* _AIM_: Here are some records. Copy each one exactly.
# Start of EXTRACTED DATA
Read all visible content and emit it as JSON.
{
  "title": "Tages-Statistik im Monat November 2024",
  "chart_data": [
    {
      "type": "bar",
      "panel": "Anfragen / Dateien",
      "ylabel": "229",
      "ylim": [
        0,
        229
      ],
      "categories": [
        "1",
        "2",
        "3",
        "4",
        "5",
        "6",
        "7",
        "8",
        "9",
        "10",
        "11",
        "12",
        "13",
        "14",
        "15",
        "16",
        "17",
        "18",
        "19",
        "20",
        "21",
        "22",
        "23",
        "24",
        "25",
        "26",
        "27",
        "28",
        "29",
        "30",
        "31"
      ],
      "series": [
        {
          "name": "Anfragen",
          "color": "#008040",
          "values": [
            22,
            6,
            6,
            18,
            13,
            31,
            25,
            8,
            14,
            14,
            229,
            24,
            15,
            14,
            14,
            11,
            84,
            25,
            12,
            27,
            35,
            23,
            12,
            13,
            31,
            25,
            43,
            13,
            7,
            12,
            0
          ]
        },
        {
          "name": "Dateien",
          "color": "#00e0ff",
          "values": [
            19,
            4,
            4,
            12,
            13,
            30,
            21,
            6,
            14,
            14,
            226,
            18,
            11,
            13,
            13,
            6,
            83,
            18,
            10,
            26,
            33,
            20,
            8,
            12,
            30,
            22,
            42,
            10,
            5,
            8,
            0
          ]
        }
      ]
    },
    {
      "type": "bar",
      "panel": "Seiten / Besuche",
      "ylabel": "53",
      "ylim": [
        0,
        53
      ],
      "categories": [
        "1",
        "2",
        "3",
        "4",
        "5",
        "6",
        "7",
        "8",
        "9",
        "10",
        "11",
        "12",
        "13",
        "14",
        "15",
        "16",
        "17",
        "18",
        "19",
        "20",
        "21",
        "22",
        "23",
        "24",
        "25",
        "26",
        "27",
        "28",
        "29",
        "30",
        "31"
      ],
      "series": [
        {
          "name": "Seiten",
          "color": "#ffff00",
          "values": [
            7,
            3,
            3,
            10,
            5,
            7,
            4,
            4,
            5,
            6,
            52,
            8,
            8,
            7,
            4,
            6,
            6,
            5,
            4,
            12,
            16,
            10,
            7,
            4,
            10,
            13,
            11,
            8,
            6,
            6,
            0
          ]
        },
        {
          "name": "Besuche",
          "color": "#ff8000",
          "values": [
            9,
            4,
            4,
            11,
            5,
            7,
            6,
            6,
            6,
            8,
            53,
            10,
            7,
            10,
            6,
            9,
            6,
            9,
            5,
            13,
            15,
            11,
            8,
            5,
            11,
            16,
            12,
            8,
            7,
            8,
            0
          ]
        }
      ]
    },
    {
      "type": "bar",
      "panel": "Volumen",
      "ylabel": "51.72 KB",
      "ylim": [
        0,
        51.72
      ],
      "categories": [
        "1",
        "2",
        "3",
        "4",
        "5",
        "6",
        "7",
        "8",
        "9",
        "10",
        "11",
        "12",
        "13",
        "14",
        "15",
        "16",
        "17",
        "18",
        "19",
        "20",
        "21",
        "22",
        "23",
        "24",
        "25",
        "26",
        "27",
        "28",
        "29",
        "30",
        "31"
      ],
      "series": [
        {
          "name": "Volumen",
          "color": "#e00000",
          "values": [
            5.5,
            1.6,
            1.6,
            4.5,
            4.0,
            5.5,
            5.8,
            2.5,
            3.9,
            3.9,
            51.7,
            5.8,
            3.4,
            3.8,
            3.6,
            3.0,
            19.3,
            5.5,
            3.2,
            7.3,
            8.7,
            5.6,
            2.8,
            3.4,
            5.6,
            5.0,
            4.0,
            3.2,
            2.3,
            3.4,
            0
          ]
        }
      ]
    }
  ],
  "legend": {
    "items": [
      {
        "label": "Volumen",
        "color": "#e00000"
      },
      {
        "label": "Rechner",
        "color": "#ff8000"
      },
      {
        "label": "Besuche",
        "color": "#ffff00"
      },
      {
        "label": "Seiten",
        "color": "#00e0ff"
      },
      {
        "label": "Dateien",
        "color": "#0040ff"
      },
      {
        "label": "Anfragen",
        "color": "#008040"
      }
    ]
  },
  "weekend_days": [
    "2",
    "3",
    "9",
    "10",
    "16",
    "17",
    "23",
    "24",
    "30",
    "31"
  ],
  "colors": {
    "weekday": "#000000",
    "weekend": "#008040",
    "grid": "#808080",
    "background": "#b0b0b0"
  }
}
# End of EXTRACTED DATA
* _THE SOLUTION_:
Read all visible content and emit it as JSON.
{
  "title": "Tages-Statistik im Monat November 2024",
  "chart_data": [
    {
      "type": "bar",
      "panel": "Anfragen / Dateien",
      "ylabel": "229",
      "ylim": [
        0,
        229
      ],
      "categories": [
        "1",
        "2",
        "3",
        "4",
        "5",
        "6",
        "7",
        "8",
        "9",
        "10",
        "11",
        "12",
        "13",
        "14",
        "15",
        "16",
        "17",
        "18",
        "19",
        "20",
        "21",
        "22",
        "23",
        "24",
        "25",
        "26",
        "27",
        "28",
        "29",
        "30",
        "31"
      ],
      "series": [
        {
          "name": "Anfragen",
          "color": "#008040",
          "values": [
            22,
            6,
            6,
            18,
            13,
            31,
            25,
            8,
            14,
            14,
            229,
            24,
            15,
            14,
            14,
            11,
            84,
            25,
            12,
            27,
            35,
            23,
            12,
            13,
            31,
            25,
            43,
            13,
            7,
            12,
            0
          ]
        },
        {
          "name": "Dateien",
          "color": "#00e0ff",
          "values": [
            19,
            4,
            4,
            12,
            13,
            30,
            21,
            6,
            14,
            14,
            226,
            18,
            11,
            13,
            13,
            6,
            83,
            18,
            10,
            26,
            33,
            20,
            8,
            12,
            30,
            22,
            42,
            10,
            5,
            8,
            0
          ]
        }
      ]
    },
    {
      "type": "bar",
      "panel": "Seiten / Besuche",
      "ylabel": "53",
      "ylim": [
        0,
        53
      ],
      "categories": [
        "1",
        "2",
        "3",
        "4",
        "5",
        "6",
        "7",
        "8",
        "9",
        "10",
        "11",
        "12",
        "13",
        "14",
        "15",
        "16",
        "17",
        "18",
        "19",
        "20",
        "21",
        "22",
        "23",
        "24",
        "25",
        "26",
        "27",
        "28",
        "29",
        "30",
        "31"
      ],
      "series": [
        {
          "name": "Seiten",
          "color": "#ffff00",
          "values": [
            7,
            3,
            3,
            10,
            5,
            7,
            4,
            4,
            5,
            6,
            52,
            8,
            8,
            7,
            4,
            6,
            6,
            5,
            4,
            12,
            16,
            10,
            7,
            4,
            10,
            13,
            11,
            8,
            6,
            6,
            0
          ]
        },
        {
          "name": "Besuche",
          "color": "#ff8000",
          "values": [
            9,
            4,
            4,
            11,
            5,
            7,
            6,
            6,
            6,
            8,
            53,
            10,
            7,
            10,
            6,
            9,
            6,
            9,
            5,
            13,
            15,
            11,
            8,
            5,
            11,
            16,
            12,
            8,
            7,
            8,
            0
          ]
        }
      ]
    },
    {
      "type": "bar",
      "panel": "Volumen",
      "ylabel": "51.72 KB",
      "ylim": [
        0,
        51.72
      ],
      "categories": [
        "1",
        "2",
        "3",
        "4",
        "5",
        "6",
        "7",
        "8",
        "9",
        "10",
        "11",
        "12",
        "13",
        "14",
        "15",
        "16",
        "17",
        "18",
        "19",
        "20",
        "21",
        "22",
        "23",
        "24",
        "25",
        "26",
        "27",
        "28",
        "29",
        "30",
        "31"
      ],
      "series": [
        {
          "name": "Volumen",
          "color": "#e00000",
          "values": [
            5.5,
            1.6,
            1.6,
            4.5,
            4.0,
            5.5,
            5.8,
            2.5,
            3.9,
            3.9,
            51.7,
            5.8,
            3.4,
            3.8,
            3.6,
            3.0,
            19.3,
            5.5,
            3.2,
            7.3,
            8.7,
            5.6,
            2.8,
            3.4,
            5.6,
            5.0,
            4.0,
            3.2,
            2.3,
            3.4,
            0
          ]
        }
      ]
    }
  ],
  "legend": {
    "items": [
      {
        "label": "Volumen",
        "color": "#e00000"
      },
      {
        "label": "Rechner",
        "color": "#ff8000"
      },
      {
        "label": "Besuche",
        "color": "#ffff00"
      },
      {
        "label": "Seiten",
        "color": "#00e0ff"
      },
      {
        "label": "Dateien",
        "color": "#0040ff"
      },
      {
        "label": "Anfragen",
        "color": "#008040"
      }
    ]
  },
  "weekend_days": [
    "2",
    "3",
    "9",
    "10",
    "16",
    "17",
    "23",
    "24",
    "30",
    "31"
  ],
  "colors": {
    "weekday": "#000000",
    "weekend": "#008040",
    "grid": "#808080",
    "background": "#b0b0b0"
  }
}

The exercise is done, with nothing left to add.